What is asked ->
Copy out every line exactly, passing over the pictures.

── The data

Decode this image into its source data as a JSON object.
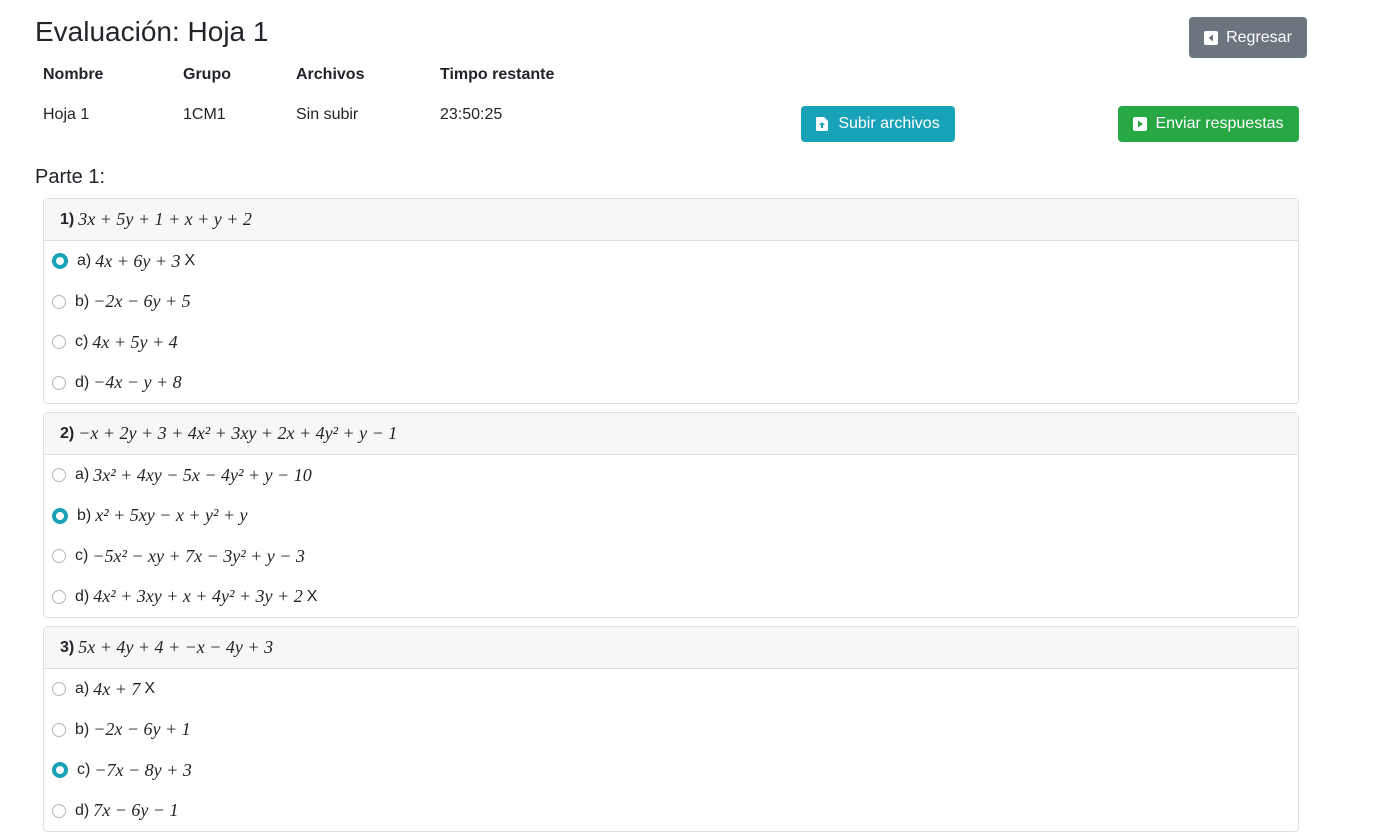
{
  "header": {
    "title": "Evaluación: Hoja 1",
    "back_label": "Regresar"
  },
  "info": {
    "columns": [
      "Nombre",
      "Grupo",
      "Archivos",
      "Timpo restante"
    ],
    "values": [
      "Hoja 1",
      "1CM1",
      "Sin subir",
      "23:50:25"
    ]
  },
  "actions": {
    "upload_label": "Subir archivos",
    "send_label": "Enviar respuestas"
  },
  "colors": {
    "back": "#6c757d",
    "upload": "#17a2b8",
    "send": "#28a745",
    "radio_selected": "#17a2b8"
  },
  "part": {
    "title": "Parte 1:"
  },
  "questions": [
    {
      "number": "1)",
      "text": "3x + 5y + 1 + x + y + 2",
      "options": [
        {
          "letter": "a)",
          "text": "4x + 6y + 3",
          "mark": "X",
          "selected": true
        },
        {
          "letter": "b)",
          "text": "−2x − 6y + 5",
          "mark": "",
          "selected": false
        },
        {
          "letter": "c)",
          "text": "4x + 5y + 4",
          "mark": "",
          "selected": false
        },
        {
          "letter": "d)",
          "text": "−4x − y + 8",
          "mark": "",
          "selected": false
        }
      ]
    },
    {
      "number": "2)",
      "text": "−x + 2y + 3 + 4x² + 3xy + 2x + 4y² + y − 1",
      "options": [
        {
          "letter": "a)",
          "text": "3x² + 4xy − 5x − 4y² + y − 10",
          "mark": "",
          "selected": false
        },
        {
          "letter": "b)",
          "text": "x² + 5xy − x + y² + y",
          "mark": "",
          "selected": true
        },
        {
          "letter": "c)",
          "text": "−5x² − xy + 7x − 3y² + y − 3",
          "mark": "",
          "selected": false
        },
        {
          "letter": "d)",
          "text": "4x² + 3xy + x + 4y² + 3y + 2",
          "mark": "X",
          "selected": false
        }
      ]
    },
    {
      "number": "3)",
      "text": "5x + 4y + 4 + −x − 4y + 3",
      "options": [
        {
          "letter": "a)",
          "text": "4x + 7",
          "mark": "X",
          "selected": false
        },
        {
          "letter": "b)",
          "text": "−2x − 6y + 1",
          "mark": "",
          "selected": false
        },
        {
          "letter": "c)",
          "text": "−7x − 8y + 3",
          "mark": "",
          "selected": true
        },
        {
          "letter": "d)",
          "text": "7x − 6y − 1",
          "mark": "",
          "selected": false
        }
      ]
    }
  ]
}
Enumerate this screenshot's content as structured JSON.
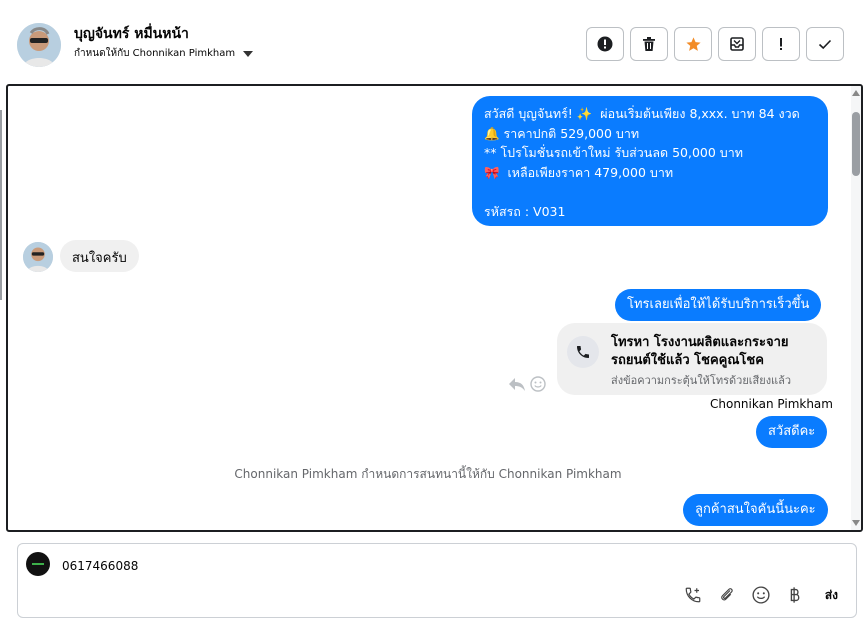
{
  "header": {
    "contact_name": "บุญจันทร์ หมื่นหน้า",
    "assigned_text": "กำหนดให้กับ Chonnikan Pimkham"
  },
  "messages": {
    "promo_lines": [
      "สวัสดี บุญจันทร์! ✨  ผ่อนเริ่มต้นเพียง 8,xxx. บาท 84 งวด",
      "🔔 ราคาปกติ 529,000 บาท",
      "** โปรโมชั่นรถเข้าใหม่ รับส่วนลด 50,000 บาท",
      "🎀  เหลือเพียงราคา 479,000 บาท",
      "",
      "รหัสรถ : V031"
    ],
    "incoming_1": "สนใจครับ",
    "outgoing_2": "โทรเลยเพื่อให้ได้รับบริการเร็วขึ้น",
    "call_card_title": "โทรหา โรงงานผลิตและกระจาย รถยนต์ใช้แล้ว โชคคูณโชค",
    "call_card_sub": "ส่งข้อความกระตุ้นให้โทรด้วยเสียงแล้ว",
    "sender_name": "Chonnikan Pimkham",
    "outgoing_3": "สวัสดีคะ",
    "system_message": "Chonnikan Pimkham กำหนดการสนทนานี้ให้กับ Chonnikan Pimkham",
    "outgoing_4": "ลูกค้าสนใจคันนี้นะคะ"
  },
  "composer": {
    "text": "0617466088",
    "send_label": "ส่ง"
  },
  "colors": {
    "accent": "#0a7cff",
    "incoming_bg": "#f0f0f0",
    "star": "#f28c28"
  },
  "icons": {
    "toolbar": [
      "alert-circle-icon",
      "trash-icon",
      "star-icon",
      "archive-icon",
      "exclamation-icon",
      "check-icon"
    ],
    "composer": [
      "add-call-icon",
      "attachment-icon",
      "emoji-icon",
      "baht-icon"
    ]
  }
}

────

Final result ->
Decode this image into its source data as a JSON object.
{
  "header": {
    "title": "Evaluación: Hoja 1",
    "back_label": "Regresar"
  },
  "info": {
    "columns": [
      "Nombre",
      "Grupo",
      "Archivos",
      "Timpo restante"
    ],
    "values": [
      "Hoja 1",
      "1CM1",
      "Sin subir",
      "23:50:25"
    ]
  },
  "actions": {
    "upload_label": "Subir archivos",
    "send_label": "Enviar respuestas"
  },
  "colors": {
    "back": "#6c757d",
    "upload": "#17a2b8",
    "send": "#28a745",
    "radio_selected": "#17a2b8"
  },
  "part": {
    "title": "Parte 1:"
  },
  "questions": [
    {
      "number": "1)",
      "text": "3x + 5y + 1 + x + y + 2",
      "options": [
        {
          "letter": "a)",
          "text": "4x + 6y + 3",
          "mark": "X",
          "selected": true
        },
        {
          "letter": "b)",
          "text": "−2x − 6y + 5",
          "mark": "",
          "selected": false
        },
        {
          "letter": "c)",
          "text": "4x + 5y + 4",
          "mark": "",
          "selected": false
        },
        {
          "letter": "d)",
          "text": "−4x − y + 8",
          "mark": "",
          "selected": false
        }
      ]
    },
    {
      "number": "2)",
      "text": "−x + 2y + 3 + 4x² + 3xy + 2x + 4y² + y − 1",
      "options": [
        {
          "letter": "a)",
          "text": "3x² + 4xy − 5x − 4y² + y − 10",
          "mark": "",
          "selected": false
        },
        {
          "letter": "b)",
          "text": "x² + 5xy − x + y² + y",
          "mark": "",
          "selected": true
        },
        {
          "letter": "c)",
          "text": "−5x² − xy + 7x − 3y² + y − 3",
          "mark": "",
          "selected": false
        },
        {
          "letter": "d)",
          "text": "4x² + 3xy + x + 4y² + 3y + 2",
          "mark": "X",
          "selected": false
        }
      ]
    },
    {
      "number": "3)",
      "text": "5x + 4y + 4 + −x − 4y + 3",
      "options": [
        {
          "letter": "a)",
          "text": "4x + 7",
          "mark": "X",
          "selected": false
        },
        {
          "letter": "b)",
          "text": "−2x − 6y + 1",
          "mark": "",
          "selected": false
        },
        {
          "letter": "c)",
          "text": "−7x − 8y + 3",
          "mark": "",
          "selected": true
        },
        {
          "letter": "d)",
          "text": "7x − 6y − 1",
          "mark": "",
          "selected": false
        }
      ]
    }
  ]
}
Enumerate this screenshot's content as structured JSON.
{
  "header": {
    "contact_name": "บุญจันทร์ หมื่นหน้า",
    "assigned_text": "กำหนดให้กับ Chonnikan Pimkham"
  },
  "messages": {
    "promo_lines": [
      "สวัสดี บุญจันทร์! ✨  ผ่อนเริ่มต้นเพียง 8,xxx. บาท 84 งวด",
      "🔔 ราคาปกติ 529,000 บาท",
      "** โปรโมชั่นรถเข้าใหม่ รับส่วนลด 50,000 บาท",
      "🎀  เหลือเพียงราคา 479,000 บาท",
      "",
      "รหัสรถ : V031"
    ],
    "incoming_1": "สนใจครับ",
    "outgoing_2": "โทรเลยเพื่อให้ได้รับบริการเร็วขึ้น",
    "call_card_title": "โทรหา โรงงานผลิตและกระจาย รถยนต์ใช้แล้ว โชคคูณโชค",
    "call_card_sub": "ส่งข้อความกระตุ้นให้โทรด้วยเสียงแล้ว",
    "sender_name": "Chonnikan Pimkham",
    "outgoing_3": "สวัสดีคะ",
    "system_message": "Chonnikan Pimkham กำหนดการสนทนานี้ให้กับ Chonnikan Pimkham",
    "outgoing_4": "ลูกค้าสนใจคันนี้นะคะ"
  },
  "composer": {
    "text": "0617466088",
    "send_label": "ส่ง"
  },
  "colors": {
    "accent": "#0a7cff",
    "incoming_bg": "#f0f0f0",
    "star": "#f28c28"
  },
  "icons": {
    "toolbar": [
      "alert-circle-icon",
      "trash-icon",
      "star-icon",
      "archive-icon",
      "exclamation-icon",
      "check-icon"
    ],
    "composer": [
      "add-call-icon",
      "attachment-icon",
      "emoji-icon",
      "baht-icon"
    ]
  }
}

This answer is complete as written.